SHORT PROBLEM: Look through the records below and collect all lines that hold the string "aumento".

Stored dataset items
────────────────────────────────────────

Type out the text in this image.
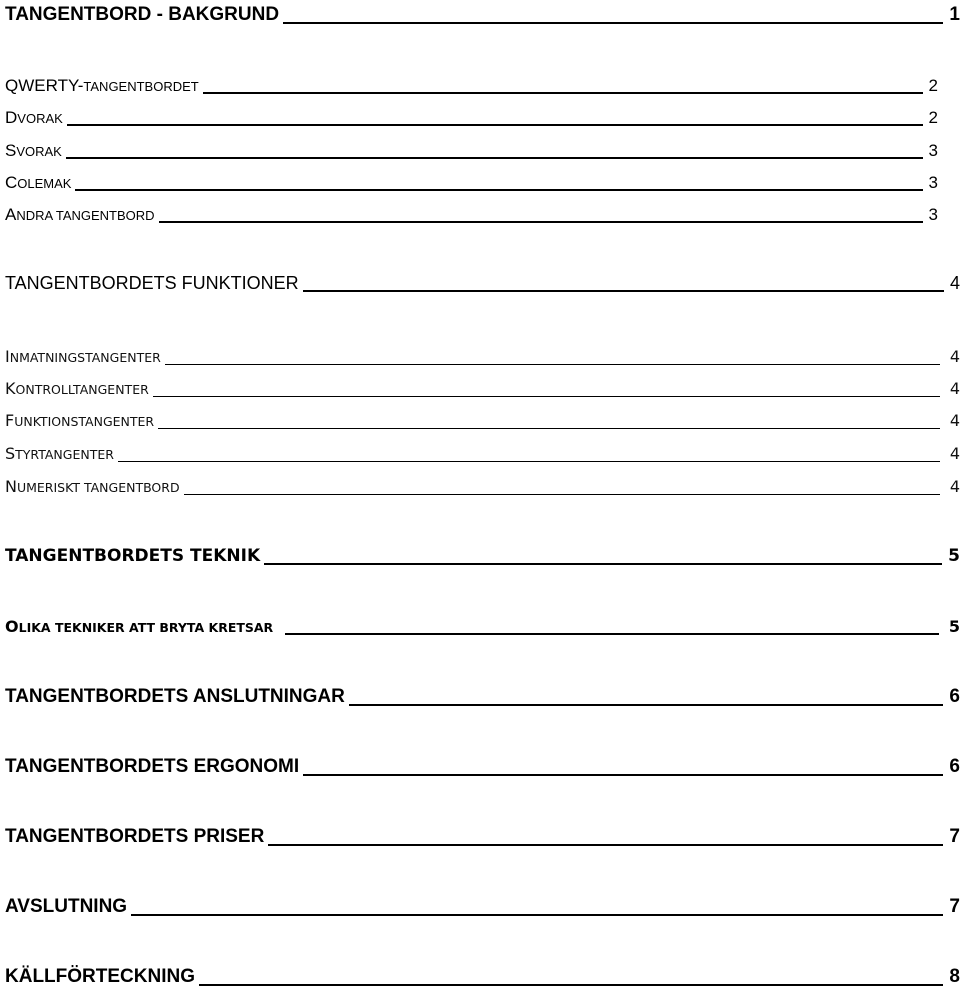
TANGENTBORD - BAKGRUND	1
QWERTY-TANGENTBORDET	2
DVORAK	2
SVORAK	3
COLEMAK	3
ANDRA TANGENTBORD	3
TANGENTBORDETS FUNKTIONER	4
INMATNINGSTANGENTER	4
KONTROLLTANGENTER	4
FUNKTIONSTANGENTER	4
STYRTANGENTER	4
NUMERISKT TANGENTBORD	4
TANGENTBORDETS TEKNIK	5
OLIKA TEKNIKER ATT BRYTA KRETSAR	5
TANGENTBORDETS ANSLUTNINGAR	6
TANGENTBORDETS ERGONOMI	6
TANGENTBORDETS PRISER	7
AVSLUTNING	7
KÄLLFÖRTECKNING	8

────────────────────────────────────────

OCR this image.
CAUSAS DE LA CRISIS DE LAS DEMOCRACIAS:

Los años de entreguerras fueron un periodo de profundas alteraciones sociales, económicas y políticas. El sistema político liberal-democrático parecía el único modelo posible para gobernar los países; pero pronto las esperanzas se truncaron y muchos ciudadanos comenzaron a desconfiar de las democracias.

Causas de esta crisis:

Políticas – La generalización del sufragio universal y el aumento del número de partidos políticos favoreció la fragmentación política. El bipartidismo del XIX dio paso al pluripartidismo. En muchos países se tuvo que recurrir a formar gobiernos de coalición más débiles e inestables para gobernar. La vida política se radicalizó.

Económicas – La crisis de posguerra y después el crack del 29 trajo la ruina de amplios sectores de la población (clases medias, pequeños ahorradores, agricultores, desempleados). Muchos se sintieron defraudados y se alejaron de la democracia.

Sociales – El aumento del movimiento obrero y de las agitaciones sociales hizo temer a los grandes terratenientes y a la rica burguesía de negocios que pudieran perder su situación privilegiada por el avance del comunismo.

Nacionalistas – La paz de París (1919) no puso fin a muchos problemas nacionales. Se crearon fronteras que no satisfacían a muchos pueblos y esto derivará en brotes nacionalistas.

────────────────────────────────────────

EXPECTED ANSWER:
Políticas – La generalización del sufragio universal y el aumento del número de partidos políticos favoreció la fragmentación política. El bipartidismo del XIX dio paso al pluripartidismo. En muchos países se tuvo que recurrir a formar gobiernos de coalición más débiles e inestables para gobernar. La vida política se radicalizó.
Sociales – El aumento del movimiento obrero y de las agitaciones sociales hizo temer a los grandes terratenientes y a la rica burguesía de negocios que pudieran perder su situación privilegiada por el avance del comunismo.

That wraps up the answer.